Given task:
A faithful transcription of all the data is required.

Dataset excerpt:
###

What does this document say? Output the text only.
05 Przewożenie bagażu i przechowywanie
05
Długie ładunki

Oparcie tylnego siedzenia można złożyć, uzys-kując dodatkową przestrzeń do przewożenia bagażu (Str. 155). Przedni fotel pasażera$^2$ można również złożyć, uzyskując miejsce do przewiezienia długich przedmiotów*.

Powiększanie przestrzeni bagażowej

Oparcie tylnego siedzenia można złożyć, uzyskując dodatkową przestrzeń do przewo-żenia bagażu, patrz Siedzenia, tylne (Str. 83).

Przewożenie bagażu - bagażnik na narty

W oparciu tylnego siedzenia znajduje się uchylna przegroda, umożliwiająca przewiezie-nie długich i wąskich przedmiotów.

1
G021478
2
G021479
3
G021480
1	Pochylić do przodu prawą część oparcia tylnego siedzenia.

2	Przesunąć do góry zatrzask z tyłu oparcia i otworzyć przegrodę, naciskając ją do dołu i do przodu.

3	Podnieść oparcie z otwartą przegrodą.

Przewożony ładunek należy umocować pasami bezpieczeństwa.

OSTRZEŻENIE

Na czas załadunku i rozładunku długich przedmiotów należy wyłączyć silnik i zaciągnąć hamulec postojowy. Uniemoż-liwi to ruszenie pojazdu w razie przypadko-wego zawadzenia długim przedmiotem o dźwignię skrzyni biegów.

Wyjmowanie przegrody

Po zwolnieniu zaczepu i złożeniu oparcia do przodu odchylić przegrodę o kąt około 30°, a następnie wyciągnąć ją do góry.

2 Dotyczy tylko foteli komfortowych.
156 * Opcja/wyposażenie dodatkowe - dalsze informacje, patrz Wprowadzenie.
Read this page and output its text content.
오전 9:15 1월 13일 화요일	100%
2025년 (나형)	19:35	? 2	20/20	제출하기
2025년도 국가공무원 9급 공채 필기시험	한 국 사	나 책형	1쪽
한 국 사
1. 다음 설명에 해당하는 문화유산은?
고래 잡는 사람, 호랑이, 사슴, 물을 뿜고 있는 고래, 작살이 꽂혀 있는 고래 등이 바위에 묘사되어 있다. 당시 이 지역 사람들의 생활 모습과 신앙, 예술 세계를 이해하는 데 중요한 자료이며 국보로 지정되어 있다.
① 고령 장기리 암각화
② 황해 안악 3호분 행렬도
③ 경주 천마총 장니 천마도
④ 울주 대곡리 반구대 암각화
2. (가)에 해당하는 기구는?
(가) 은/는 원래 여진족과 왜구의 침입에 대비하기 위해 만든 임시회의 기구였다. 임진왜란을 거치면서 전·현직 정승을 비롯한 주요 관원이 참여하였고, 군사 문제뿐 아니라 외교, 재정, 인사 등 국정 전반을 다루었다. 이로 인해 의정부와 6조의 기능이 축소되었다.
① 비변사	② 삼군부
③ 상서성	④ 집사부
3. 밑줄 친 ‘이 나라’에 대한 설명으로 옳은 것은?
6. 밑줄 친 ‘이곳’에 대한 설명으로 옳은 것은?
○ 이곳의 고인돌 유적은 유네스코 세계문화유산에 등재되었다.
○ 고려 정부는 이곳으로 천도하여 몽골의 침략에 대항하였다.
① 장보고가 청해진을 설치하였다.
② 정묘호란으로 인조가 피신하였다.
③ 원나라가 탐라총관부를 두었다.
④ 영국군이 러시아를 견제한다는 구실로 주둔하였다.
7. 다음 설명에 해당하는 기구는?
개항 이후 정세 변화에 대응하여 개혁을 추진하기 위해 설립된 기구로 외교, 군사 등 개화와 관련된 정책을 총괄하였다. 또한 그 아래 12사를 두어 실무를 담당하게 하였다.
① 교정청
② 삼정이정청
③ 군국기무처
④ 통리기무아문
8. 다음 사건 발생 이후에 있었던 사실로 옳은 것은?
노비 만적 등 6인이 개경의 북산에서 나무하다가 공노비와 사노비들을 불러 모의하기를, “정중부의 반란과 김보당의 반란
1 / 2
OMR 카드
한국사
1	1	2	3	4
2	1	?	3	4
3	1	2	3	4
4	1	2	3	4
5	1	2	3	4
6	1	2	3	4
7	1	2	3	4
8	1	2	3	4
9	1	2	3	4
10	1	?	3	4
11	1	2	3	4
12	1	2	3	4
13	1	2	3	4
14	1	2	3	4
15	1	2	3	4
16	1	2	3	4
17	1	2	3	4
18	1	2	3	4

###

Output for this task:
What does this document say? Output the text only.
05 Przewożenie bagażu i przechowywanie
05
Długie ładunki

Oparcie tylnego siedzenia można złożyć, uzys-kując dodatkową przestrzeń do przewożenia bagażu (Str. 155). Przedni fotel pasażera$^2$ można również złożyć, uzyskując miejsce do przewiezienia długich przedmiotów*.

Powiększanie przestrzeni bagażowej

Oparcie tylnego siedzenia można złożyć, uzyskując dodatkową przestrzeń do przewo-żenia bagażu, patrz Siedzenia, tylne (Str. 83).

Przewożenie bagażu - bagażnik na narty

W oparciu tylnego siedzenia znajduje się uchylna przegroda, umożliwiająca przewiezie-nie długich i wąskich przedmiotów.

1
G021478
2
G021479
3
G021480
1	Pochylić do przodu prawą część oparcia tylnego siedzenia.

2	Przesunąć do góry zatrzask z tyłu oparcia i otworzyć przegrodę, naciskając ją do dołu i do przodu.

3	Podnieść oparcie z otwartą przegrodą.

Przewożony ładunek należy umocować pasami bezpieczeństwa.

OSTRZEŻENIE

Na czas załadunku i rozładunku długich przedmiotów należy wyłączyć silnik i zaciągnąć hamulec postojowy. Uniemoż-liwi to ruszenie pojazdu w razie przypadko-wego zawadzenia długim przedmiotem o dźwignię skrzyni biegów.

Wyjmowanie przegrody

Po zwolnieniu zaczepu i złożeniu oparcia do przodu odchylić przegrodę o kąt około 30°, a następnie wyciągnąć ją do góry.

2 Dotyczy tylko foteli komfortowych.
156 * Opcja/wyposażenie dodatkowe - dalsze informacje, patrz Wprowadzenie.
Read this page and output its text content.
오전 9:15 1월 13일 화요일	100%
2025년 (나형)	19:35	? 2	20/20	제출하기
2025년도 국가공무원 9급 공채 필기시험	한 국 사	나 책형	1쪽
한 국 사
1. 다음 설명에 해당하는 문화유산은?
고래 잡는 사람, 호랑이, 사슴, 물을 뿜고 있는 고래, 작살이 꽂혀 있는 고래 등이 바위에 묘사되어 있다. 당시 이 지역 사람들의 생활 모습과 신앙, 예술 세계를 이해하는 데 중요한 자료이며 국보로 지정되어 있다.
① 고령 장기리 암각화
② 황해 안악 3호분 행렬도
③ 경주 천마총 장니 천마도
④ 울주 대곡리 반구대 암각화
2. (가)에 해당하는 기구는?
(가) 은/는 원래 여진족과 왜구의 침입에 대비하기 위해 만든 임시회의 기구였다. 임진왜란을 거치면서 전·현직 정승을 비롯한 주요 관원이 참여하였고, 군사 문제뿐 아니라 외교, 재정, 인사 등 국정 전반을 다루었다. 이로 인해 의정부와 6조의 기능이 축소되었다.
① 비변사	② 삼군부
③ 상서성	④ 집사부
3. 밑줄 친 ‘이 나라’에 대한 설명으로 옳은 것은?
6. 밑줄 친 ‘이곳’에 대한 설명으로 옳은 것은?
○ 이곳의 고인돌 유적은 유네스코 세계문화유산에 등재되었다.
○ 고려 정부는 이곳으로 천도하여 몽골의 침략에 대항하였다.
① 장보고가 청해진을 설치하였다.
② 정묘호란으로 인조가 피신하였다.
③ 원나라가 탐라총관부를 두었다.
④ 영국군이 러시아를 견제한다는 구실로 주둔하였다.
7. 다음 설명에 해당하는 기구는?
개항 이후 정세 변화에 대응하여 개혁을 추진하기 위해 설립된 기구로 외교, 군사 등 개화와 관련된 정책을 총괄하였다. 또한 그 아래 12사를 두어 실무를 담당하게 하였다.
① 교정청
② 삼정이정청
③ 군국기무처
④ 통리기무아문
8. 다음 사건 발생 이후에 있었던 사실로 옳은 것은?
노비 만적 등 6인이 개경의 북산에서 나무하다가 공노비와 사노비들을 불러 모의하기를, “정중부의 반란과 김보당의 반란
1 / 2
OMR 카드
한국사
1	1	2	3	4
2	1	?	3	4
3	1	2	3	4
4	1	2	3	4
5	1	2	3	4
6	1	2	3	4
7	1	2	3	4
8	1	2	3	4
9	1	2	3	4
10	1	?	3	4
11	1	2	3	4
12	1	2	3	4
13	1	2	3	4
14	1	2	3	4
15	1	2	3	4
16	1	2	3	4
17	1	2	3	4
18	1	2	3	4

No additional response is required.